→ GOAL
What follows is a set of entries. Repeat them exactly, but not their pictures.

→ Stored dataset items
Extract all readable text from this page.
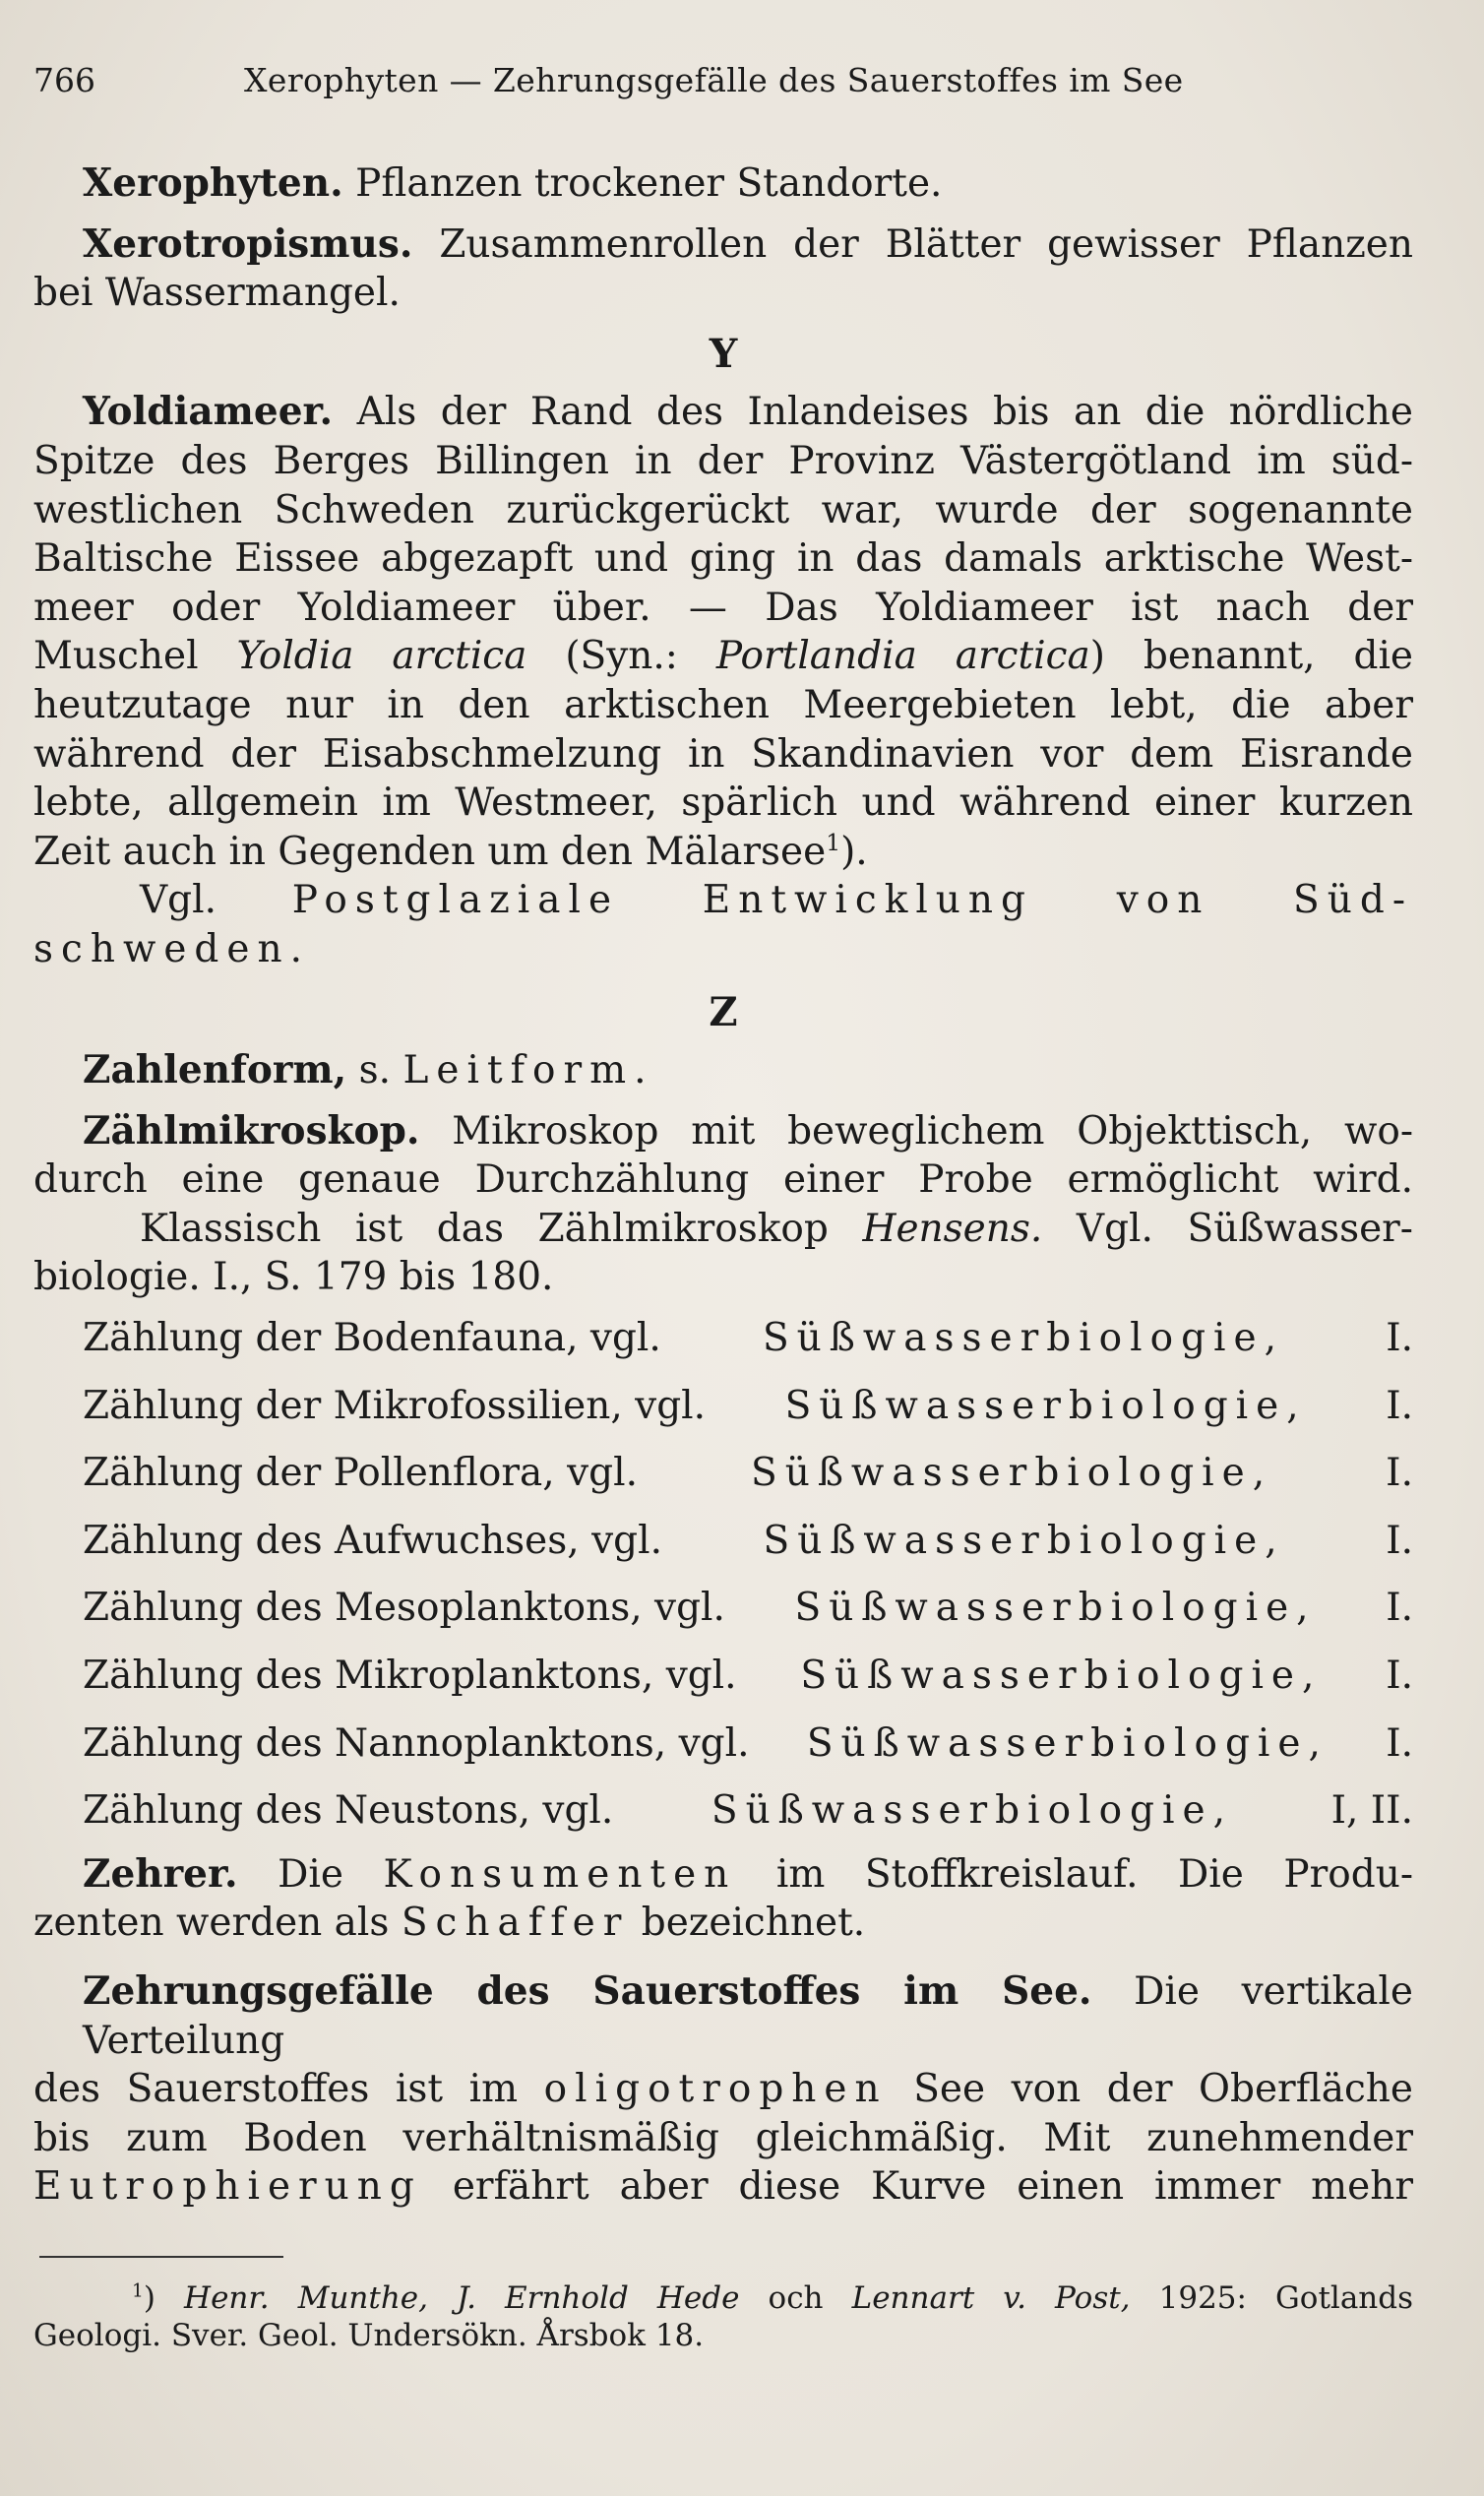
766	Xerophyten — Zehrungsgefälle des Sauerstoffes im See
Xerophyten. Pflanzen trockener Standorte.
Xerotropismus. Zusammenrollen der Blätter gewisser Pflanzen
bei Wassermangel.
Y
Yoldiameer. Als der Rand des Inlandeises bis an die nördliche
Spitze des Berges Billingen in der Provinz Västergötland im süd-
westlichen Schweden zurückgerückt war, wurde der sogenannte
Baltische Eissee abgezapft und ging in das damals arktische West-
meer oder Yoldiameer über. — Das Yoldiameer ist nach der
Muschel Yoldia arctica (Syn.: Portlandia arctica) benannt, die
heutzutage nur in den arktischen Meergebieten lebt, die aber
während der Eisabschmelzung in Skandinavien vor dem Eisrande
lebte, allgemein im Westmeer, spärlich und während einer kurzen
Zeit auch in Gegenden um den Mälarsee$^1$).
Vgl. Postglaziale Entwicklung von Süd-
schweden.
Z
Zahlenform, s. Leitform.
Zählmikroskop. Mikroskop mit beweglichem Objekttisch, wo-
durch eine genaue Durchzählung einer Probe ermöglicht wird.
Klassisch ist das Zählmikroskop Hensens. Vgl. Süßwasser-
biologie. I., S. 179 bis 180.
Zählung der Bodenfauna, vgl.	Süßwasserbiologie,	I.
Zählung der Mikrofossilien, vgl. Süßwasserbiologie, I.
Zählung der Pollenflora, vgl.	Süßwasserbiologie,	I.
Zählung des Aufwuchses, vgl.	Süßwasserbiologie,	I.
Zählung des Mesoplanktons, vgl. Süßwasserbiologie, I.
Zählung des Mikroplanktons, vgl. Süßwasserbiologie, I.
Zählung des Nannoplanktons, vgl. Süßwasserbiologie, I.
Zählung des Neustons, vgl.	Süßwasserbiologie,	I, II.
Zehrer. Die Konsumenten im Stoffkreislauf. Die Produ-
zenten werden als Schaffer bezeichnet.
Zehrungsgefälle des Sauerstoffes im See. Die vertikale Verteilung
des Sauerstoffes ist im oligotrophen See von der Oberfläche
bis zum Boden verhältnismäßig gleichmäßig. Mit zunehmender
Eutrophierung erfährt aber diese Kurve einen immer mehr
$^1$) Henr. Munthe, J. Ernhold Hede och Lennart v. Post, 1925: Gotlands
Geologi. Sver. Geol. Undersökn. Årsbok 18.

→ TASK SOLUTION
Extract all readable text from this page.
766	Xerophyten — Zehrungsgefälle des Sauerstoffes im See
Xerophyten. Pflanzen trockener Standorte.
Xerotropismus. Zusammenrollen der Blätter gewisser Pflanzen
bei Wassermangel.
Y
Yoldiameer. Als der Rand des Inlandeises bis an die nördliche
Spitze des Berges Billingen in der Provinz Västergötland im süd-
westlichen Schweden zurückgerückt war, wurde der sogenannte
Baltische Eissee abgezapft und ging in das damals arktische West-
meer oder Yoldiameer über. — Das Yoldiameer ist nach der
Muschel Yoldia arctica (Syn.: Portlandia arctica) benannt, die
heutzutage nur in den arktischen Meergebieten lebt, die aber
während der Eisabschmelzung in Skandinavien vor dem Eisrande
lebte, allgemein im Westmeer, spärlich und während einer kurzen
Zeit auch in Gegenden um den Mälarsee$^1$).
Vgl. Postglaziale Entwicklung von Süd-
schweden.
Z
Zahlenform, s. Leitform.
Zählmikroskop. Mikroskop mit beweglichem Objekttisch, wo-
durch eine genaue Durchzählung einer Probe ermöglicht wird.
Klassisch ist das Zählmikroskop Hensens. Vgl. Süßwasser-
biologie. I., S. 179 bis 180.
Zählung der Bodenfauna, vgl.	Süßwasserbiologie,	I.
Zählung der Mikrofossilien, vgl. Süßwasserbiologie, I.
Zählung der Pollenflora, vgl.	Süßwasserbiologie,	I.
Zählung des Aufwuchses, vgl.	Süßwasserbiologie,	I.
Zählung des Mesoplanktons, vgl. Süßwasserbiologie, I.
Zählung des Mikroplanktons, vgl. Süßwasserbiologie, I.
Zählung des Nannoplanktons, vgl. Süßwasserbiologie, I.
Zählung des Neustons, vgl.	Süßwasserbiologie,	I, II.
Zehrer. Die Konsumenten im Stoffkreislauf. Die Produ-
zenten werden als Schaffer bezeichnet.
Zehrungsgefälle des Sauerstoffes im See. Die vertikale Verteilung
des Sauerstoffes ist im oligotrophen See von der Oberfläche
bis zum Boden verhältnismäßig gleichmäßig. Mit zunehmender
Eutrophierung erfährt aber diese Kurve einen immer mehr
$^1$) Henr. Munthe, J. Ernhold Hede och Lennart v. Post, 1925: Gotlands
Geologi. Sver. Geol. Undersökn. Årsbok 18.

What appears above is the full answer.